▶ [WRITTEN INSTRUCTION]
Extract each line holding the word "color" from the entries.

▶ [MATERIAL FOR THIS TASK]

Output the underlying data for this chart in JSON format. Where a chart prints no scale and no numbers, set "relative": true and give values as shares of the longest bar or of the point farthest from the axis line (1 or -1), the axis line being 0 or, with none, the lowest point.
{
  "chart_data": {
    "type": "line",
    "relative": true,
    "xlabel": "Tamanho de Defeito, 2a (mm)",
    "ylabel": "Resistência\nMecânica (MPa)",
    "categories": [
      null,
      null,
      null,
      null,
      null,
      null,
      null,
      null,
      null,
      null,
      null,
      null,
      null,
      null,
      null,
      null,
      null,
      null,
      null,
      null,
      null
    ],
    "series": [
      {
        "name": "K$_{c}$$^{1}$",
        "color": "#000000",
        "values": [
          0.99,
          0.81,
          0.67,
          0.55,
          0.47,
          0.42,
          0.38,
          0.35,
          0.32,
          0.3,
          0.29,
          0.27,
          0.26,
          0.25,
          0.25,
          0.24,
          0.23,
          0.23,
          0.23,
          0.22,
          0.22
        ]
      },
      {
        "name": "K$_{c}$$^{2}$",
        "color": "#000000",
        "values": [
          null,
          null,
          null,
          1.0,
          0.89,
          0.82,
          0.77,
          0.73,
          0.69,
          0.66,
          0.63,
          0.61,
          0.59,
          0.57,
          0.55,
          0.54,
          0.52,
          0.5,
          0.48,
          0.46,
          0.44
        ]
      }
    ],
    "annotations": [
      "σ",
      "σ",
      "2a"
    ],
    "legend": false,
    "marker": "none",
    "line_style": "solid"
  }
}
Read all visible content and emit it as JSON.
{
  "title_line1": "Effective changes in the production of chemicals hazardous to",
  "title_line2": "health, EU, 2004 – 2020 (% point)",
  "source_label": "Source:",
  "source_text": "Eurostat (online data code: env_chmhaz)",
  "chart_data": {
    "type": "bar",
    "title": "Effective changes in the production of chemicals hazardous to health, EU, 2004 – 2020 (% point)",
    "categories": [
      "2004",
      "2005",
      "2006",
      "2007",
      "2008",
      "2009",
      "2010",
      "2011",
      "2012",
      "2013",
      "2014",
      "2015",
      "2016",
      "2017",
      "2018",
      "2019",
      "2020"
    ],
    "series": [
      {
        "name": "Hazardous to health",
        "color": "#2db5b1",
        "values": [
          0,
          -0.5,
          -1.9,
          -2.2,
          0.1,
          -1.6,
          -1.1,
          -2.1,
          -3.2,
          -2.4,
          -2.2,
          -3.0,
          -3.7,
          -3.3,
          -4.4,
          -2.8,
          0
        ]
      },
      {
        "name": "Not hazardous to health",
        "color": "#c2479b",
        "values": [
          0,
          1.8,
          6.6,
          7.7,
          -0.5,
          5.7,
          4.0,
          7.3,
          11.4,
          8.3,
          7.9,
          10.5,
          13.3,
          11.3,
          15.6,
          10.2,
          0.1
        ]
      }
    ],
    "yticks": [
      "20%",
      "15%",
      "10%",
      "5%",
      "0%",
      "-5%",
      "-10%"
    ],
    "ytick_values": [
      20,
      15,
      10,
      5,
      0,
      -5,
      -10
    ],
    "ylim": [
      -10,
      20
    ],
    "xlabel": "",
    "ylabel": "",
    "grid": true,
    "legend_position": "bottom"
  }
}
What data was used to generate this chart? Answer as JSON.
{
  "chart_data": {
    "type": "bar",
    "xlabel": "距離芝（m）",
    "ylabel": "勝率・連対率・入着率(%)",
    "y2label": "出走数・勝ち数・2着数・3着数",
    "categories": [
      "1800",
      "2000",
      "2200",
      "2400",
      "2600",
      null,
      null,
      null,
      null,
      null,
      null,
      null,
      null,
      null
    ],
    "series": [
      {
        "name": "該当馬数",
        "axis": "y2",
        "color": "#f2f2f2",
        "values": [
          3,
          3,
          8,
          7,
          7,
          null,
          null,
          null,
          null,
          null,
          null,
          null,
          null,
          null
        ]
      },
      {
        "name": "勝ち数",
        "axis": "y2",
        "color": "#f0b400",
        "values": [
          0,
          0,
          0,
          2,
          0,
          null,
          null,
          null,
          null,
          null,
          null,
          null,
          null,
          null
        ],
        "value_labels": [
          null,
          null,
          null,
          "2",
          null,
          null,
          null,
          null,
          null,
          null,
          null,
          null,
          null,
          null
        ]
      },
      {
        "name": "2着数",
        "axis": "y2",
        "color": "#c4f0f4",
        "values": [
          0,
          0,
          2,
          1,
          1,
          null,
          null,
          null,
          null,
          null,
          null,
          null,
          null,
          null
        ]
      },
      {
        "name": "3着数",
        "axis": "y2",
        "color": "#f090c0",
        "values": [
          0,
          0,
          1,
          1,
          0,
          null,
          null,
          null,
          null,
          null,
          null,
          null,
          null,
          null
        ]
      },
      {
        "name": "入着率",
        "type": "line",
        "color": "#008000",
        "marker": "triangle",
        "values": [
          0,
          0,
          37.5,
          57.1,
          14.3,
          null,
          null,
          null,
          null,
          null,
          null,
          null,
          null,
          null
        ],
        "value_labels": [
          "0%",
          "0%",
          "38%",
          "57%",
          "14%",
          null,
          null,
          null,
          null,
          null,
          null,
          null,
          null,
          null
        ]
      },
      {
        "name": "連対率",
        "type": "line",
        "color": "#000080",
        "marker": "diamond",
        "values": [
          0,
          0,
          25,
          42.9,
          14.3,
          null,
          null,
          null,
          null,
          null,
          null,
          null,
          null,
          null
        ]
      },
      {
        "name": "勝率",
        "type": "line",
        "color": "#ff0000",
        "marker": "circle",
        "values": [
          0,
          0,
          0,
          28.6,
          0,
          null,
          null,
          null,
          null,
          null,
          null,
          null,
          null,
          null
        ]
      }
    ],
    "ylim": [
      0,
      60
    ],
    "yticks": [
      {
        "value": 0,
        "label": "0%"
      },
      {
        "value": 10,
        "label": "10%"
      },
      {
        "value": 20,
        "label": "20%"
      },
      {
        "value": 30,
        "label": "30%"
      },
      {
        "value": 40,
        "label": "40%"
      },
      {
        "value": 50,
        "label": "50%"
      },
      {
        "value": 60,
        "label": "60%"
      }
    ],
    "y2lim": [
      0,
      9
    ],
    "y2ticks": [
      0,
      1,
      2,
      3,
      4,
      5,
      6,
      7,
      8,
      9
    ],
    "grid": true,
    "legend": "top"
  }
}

▶ [THE OUTPUT]
        "color": "#000000",
        "color": "#000000",
        "color": "#2db5b1",
        "color": "#c2479b",
        "color": "#f2f2f2",
        "color": "#f0b400",
        "color": "#c4f0f4",
        "color": "#f090c0",
        "color": "#008000",
        "color": "#000080",
        "color": "#ff0000",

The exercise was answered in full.